* [Aim]: Scan the records below. List lines holding "ngày".

* [Provided entries]:
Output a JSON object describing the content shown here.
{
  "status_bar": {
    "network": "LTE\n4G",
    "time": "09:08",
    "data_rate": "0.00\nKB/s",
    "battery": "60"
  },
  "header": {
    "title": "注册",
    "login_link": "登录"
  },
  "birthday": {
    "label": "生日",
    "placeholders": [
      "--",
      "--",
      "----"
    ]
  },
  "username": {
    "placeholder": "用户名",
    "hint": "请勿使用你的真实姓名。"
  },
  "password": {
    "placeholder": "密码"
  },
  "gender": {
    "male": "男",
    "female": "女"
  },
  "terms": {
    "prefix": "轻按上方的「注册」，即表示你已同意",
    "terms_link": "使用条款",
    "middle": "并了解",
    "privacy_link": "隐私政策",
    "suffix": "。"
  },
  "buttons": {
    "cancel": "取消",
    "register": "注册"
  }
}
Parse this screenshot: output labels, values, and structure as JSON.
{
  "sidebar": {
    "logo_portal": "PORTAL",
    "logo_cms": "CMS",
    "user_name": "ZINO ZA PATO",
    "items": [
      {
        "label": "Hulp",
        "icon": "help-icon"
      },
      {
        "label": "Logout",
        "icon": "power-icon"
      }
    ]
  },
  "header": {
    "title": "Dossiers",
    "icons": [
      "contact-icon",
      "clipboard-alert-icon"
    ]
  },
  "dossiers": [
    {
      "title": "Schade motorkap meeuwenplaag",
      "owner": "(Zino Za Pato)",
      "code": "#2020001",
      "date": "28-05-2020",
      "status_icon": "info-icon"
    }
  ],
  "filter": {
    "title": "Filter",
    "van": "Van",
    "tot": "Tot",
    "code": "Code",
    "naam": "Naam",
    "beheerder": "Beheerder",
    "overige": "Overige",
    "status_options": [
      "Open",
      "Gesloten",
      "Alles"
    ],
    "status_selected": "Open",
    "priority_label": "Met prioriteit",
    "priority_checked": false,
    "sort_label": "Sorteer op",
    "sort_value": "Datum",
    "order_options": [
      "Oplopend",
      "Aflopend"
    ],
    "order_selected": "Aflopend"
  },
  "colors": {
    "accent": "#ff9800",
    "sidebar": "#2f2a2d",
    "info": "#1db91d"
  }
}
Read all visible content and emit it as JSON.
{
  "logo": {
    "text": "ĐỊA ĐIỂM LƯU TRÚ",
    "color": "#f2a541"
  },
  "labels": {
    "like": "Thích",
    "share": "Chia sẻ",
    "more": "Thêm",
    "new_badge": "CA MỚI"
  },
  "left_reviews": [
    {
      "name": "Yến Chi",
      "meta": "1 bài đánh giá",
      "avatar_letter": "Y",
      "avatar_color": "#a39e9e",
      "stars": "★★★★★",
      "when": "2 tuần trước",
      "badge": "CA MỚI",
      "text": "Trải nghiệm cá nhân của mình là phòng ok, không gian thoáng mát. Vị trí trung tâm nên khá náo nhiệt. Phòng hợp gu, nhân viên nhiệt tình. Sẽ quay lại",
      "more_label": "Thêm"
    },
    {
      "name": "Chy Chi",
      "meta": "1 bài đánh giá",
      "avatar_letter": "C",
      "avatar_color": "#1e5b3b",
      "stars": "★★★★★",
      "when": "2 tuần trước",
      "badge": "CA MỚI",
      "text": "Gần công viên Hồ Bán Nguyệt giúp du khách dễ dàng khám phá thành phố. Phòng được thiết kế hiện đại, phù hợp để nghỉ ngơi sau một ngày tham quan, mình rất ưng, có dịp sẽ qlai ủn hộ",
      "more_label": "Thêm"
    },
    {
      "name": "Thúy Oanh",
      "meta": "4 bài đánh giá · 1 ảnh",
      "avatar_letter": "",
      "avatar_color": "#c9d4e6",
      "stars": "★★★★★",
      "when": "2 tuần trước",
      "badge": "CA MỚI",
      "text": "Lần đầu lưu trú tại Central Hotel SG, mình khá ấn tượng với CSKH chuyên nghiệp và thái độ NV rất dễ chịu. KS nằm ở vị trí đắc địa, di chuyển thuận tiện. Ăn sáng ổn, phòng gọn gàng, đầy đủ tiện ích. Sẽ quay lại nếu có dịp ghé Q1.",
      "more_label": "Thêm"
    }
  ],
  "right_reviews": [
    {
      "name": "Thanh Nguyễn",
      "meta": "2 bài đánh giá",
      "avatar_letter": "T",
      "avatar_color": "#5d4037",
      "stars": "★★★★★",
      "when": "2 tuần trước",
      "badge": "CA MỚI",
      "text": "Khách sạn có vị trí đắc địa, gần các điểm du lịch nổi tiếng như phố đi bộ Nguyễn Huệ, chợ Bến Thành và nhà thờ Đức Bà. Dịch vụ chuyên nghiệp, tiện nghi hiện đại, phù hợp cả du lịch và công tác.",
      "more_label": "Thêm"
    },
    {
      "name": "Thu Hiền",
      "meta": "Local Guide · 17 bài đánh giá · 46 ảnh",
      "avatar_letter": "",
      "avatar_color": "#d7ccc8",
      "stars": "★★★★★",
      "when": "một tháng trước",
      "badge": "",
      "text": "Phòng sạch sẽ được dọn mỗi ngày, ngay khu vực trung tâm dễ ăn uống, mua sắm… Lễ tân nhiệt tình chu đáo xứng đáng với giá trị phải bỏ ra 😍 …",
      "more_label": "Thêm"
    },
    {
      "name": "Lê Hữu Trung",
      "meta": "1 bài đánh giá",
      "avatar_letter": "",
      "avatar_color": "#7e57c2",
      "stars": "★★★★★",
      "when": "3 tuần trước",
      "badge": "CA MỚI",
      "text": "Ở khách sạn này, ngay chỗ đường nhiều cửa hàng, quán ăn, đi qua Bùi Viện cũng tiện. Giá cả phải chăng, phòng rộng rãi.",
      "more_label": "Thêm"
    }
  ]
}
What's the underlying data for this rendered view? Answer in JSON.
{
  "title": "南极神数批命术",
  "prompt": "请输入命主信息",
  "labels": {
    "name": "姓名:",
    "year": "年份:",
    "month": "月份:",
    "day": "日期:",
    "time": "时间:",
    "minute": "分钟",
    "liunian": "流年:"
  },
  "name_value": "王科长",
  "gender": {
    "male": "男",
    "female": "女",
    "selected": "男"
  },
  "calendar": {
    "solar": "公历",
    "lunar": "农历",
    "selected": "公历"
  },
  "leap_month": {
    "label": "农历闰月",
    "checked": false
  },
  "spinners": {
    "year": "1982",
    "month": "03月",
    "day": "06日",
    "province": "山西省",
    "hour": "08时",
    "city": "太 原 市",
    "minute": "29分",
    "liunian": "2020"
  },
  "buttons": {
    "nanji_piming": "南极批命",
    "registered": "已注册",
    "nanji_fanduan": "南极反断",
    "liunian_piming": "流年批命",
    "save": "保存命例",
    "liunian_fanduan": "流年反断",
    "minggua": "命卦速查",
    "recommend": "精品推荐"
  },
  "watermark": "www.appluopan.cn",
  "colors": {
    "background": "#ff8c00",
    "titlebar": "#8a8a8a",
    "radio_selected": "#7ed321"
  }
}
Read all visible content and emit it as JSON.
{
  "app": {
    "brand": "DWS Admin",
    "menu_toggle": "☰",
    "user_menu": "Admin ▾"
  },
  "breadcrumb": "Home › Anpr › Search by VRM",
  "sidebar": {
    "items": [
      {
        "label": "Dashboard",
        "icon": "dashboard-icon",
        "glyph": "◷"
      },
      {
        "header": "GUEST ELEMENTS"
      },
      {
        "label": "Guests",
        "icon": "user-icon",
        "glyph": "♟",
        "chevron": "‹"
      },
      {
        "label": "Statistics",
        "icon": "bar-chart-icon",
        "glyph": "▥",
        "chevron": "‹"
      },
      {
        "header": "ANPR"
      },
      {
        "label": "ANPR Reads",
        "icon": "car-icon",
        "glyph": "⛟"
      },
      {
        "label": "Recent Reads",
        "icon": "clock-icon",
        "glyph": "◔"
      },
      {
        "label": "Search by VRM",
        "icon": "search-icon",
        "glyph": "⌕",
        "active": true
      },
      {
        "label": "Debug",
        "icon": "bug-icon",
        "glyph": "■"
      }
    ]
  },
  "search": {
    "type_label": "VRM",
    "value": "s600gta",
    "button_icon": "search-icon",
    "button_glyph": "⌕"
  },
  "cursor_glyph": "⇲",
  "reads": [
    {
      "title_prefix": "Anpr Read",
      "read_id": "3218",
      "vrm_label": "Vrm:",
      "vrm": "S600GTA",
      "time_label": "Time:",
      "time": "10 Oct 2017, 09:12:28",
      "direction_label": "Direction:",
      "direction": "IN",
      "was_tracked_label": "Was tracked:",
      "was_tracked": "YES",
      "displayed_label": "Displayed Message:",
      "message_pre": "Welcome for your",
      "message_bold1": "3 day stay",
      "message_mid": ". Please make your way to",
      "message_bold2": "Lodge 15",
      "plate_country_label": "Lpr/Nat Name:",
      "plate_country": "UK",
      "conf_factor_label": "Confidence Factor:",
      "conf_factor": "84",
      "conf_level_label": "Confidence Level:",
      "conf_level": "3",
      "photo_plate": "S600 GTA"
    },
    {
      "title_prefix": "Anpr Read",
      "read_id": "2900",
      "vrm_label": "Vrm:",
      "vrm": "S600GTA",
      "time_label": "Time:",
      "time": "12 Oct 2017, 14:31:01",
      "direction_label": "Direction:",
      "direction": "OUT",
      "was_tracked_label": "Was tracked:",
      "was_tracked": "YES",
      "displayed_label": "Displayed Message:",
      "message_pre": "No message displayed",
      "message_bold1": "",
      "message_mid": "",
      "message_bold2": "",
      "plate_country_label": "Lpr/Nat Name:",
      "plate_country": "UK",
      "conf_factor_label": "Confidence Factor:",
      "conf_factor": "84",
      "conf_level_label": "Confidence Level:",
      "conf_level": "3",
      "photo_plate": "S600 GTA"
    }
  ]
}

* [Written response]:
      "text": "Gần công viên Hồ Bán Nguyệt giúp du khách dễ dàng khám phá thành phố. Phòng được thiết kế hiện đại, phù hợp để nghỉ ngơi sau một ngày tham quan, mình rất ưng, có dịp sẽ qlai ủn hộ",
      "text": "Phòng sạch sẽ được dọn mỗi ngày, ngay khu vực trung tâm dễ ăn uống, mua sắm… Lễ tân nhiệt tình chu đáo xứng đáng với giá trị phải bỏ ra 😍 …",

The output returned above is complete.